WHAT YOU HAVE TO DO
Transcribe all of the data exactly. Omit the pictures.

INPUT MATERIAL
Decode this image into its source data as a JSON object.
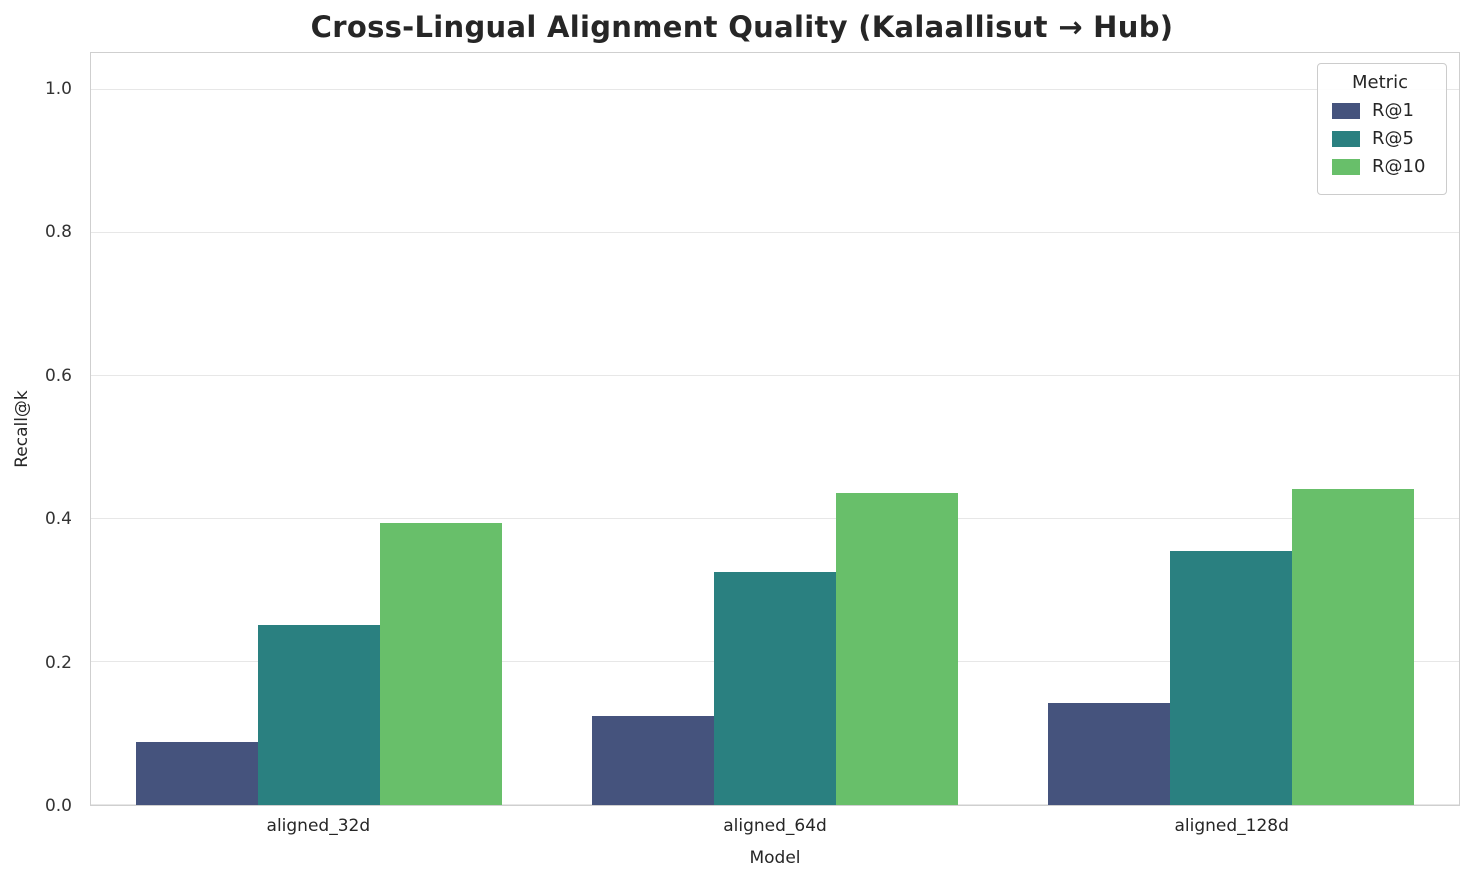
{
  "chart_data": {
    "type": "bar",
    "title": "Cross-Lingual Alignment Quality (Kalaallisut → Hub)",
    "xlabel": "Model",
    "ylabel": "Recall@k",
    "categories": [
      "aligned_32d",
      "aligned_64d",
      "aligned_128d"
    ],
    "series": [
      {
        "name": "R@1",
        "color": "#45537d",
        "values": [
          0.088,
          0.124,
          0.143
        ]
      },
      {
        "name": "R@5",
        "color": "#2a8080",
        "values": [
          0.252,
          0.326,
          0.355
        ]
      },
      {
        "name": "R@10",
        "color": "#68bf6a",
        "values": [
          0.395,
          0.436,
          0.442
        ]
      }
    ],
    "legend_title": "Metric",
    "legend_position": "upper right",
    "ylim": [
      0,
      1.0516
    ],
    "yticks": [
      "0.0",
      "0.2",
      "0.4",
      "0.6",
      "0.8",
      "1.0"
    ],
    "grid": "horizontal"
  }
}
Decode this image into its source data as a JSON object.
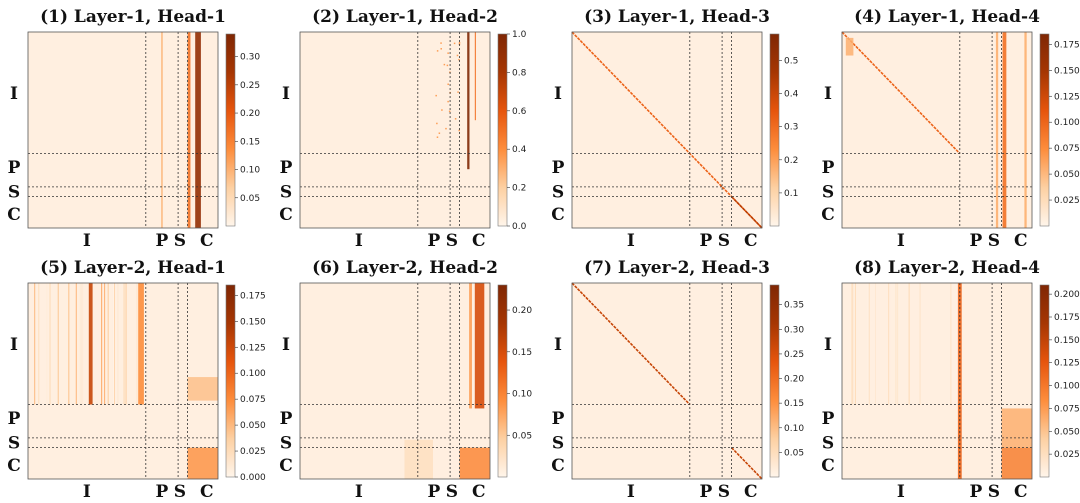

EXPECTED ANSWER
Decode this image into its source data as a JSON object.
{
  "chart_data": {
    "type": "bar",
    "title": "Cross-Lingual Alignment Quality (Kalaallisut → Hub)",
    "xlabel": "Model",
    "ylabel": "Recall@k",
    "categories": [
      "aligned_32d",
      "aligned_64d",
      "aligned_128d"
    ],
    "series": [
      {
        "name": "R@1",
        "color": "#45537d",
        "values": [
          0.088,
          0.124,
          0.143
        ]
      },
      {
        "name": "R@5",
        "color": "#2a8080",
        "values": [
          0.252,
          0.326,
          0.355
        ]
      },
      {
        "name": "R@10",
        "color": "#68bf6a",
        "values": [
          0.395,
          0.436,
          0.442
        ]
      }
    ],
    "legend_title": "Metric",
    "legend_position": "upper right",
    "ylim": [
      0,
      1.0516
    ],
    "yticks": [
      "0.0",
      "0.2",
      "0.4",
      "0.6",
      "0.8",
      "1.0"
    ],
    "grid": "horizontal"
  }
}
Decode this image into its source data as a JSON object.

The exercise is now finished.